● TASK TO COMPLETE:
From the listing below, select every line where the word "Version" appears.

● INPUT:
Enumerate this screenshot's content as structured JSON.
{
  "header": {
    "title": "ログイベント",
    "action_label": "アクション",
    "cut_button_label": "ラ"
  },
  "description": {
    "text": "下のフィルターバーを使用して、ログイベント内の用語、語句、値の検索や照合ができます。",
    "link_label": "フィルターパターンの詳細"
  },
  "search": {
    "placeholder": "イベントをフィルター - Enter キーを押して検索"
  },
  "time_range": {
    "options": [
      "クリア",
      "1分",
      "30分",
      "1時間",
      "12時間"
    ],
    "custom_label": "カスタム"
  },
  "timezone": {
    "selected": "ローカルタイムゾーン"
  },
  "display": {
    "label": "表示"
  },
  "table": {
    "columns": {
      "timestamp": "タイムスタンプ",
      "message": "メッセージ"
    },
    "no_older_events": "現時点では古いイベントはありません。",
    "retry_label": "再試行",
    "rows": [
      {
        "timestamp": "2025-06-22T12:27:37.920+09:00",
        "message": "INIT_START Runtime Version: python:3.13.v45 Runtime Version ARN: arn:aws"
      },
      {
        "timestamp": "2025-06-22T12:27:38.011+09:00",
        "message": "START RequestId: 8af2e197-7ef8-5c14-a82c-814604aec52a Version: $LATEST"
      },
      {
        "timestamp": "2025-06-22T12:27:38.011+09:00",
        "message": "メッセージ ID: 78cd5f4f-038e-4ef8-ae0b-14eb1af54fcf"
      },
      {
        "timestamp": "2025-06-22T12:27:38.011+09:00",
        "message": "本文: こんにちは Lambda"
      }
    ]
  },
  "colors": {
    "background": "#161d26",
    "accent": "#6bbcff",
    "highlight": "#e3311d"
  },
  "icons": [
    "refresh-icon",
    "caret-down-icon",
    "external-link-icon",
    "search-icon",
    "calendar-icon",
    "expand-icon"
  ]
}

● TASK RESPONSE:
        "message": "INIT_START Runtime Version: python:3.13.v45 Runtime Version ARN: arn:aws"
        "message": "START RequestId: 8af2e197-7ef8-5c14-a82c-814604aec52a Version: $LATEST"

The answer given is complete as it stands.